__THE EXERCISE__. Extract the full set of records that follows, word for word.

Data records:
_ _ _ _

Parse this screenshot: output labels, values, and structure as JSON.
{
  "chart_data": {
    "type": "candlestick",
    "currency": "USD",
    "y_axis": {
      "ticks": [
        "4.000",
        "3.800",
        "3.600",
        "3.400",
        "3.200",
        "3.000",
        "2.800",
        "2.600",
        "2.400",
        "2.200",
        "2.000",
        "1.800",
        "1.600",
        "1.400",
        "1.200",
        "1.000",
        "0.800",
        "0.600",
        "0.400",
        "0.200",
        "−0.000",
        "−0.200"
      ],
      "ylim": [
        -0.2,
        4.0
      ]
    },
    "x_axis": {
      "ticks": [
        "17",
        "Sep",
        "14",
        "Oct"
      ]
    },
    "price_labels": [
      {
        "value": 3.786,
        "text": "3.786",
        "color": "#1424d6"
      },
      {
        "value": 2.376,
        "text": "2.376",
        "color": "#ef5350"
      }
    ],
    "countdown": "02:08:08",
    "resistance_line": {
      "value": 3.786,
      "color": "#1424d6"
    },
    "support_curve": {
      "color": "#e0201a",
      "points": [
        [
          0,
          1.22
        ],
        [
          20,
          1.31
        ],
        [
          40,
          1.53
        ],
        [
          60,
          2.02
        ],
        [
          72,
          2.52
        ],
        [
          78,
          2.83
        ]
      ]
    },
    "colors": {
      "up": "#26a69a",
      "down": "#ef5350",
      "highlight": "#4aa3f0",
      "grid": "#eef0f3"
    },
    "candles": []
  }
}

_ _ _ _

__RESPONSE BELOW__.
Parse this screenshot: output labels, values, and structure as JSON.
{
  "chart_data": {
    "type": "candlestick",
    "currency": "USD",
    "y_axis": {
      "ticks": [
        "4.000",
        "3.800",
        "3.600",
        "3.400",
        "3.200",
        "3.000",
        "2.800",
        "2.600",
        "2.400",
        "2.200",
        "2.000",
        "1.800",
        "1.600",
        "1.400",
        "1.200",
        "1.000",
        "0.800",
        "0.600",
        "0.400",
        "0.200",
        "−0.000",
        "−0.200"
      ],
      "ylim": [
        -0.2,
        4.0
      ]
    },
    "x_axis": {
      "ticks": [
        "17",
        "Sep",
        "14",
        "Oct"
      ]
    },
    "price_labels": [
      {
        "value": 3.786,
        "text": "3.786",
        "color": "#1424d6"
      },
      {
        "value": 2.376,
        "text": "2.376",
        "color": "#ef5350"
      }
    ],
    "countdown": "02:08:08",
    "resistance_line": {
      "value": 3.786,
      "color": "#1424d6"
    },
    "support_curve": {
      "color": "#e0201a",
      "points": [
        [
          0,
          1.22
        ],
        [
          20,
          1.31
        ],
        [
          40,
          1.53
        ],
        [
          60,
          2.02
        ],
        [
          72,
          2.52
        ],
        [
          78,
          2.83
        ]
      ]
    },
    "colors": {
      "up": "#26a69a",
      "down": "#ef5350",
      "highlight": "#4aa3f0",
      "grid": "#eef0f3"
    },
    "candles": []
  }
}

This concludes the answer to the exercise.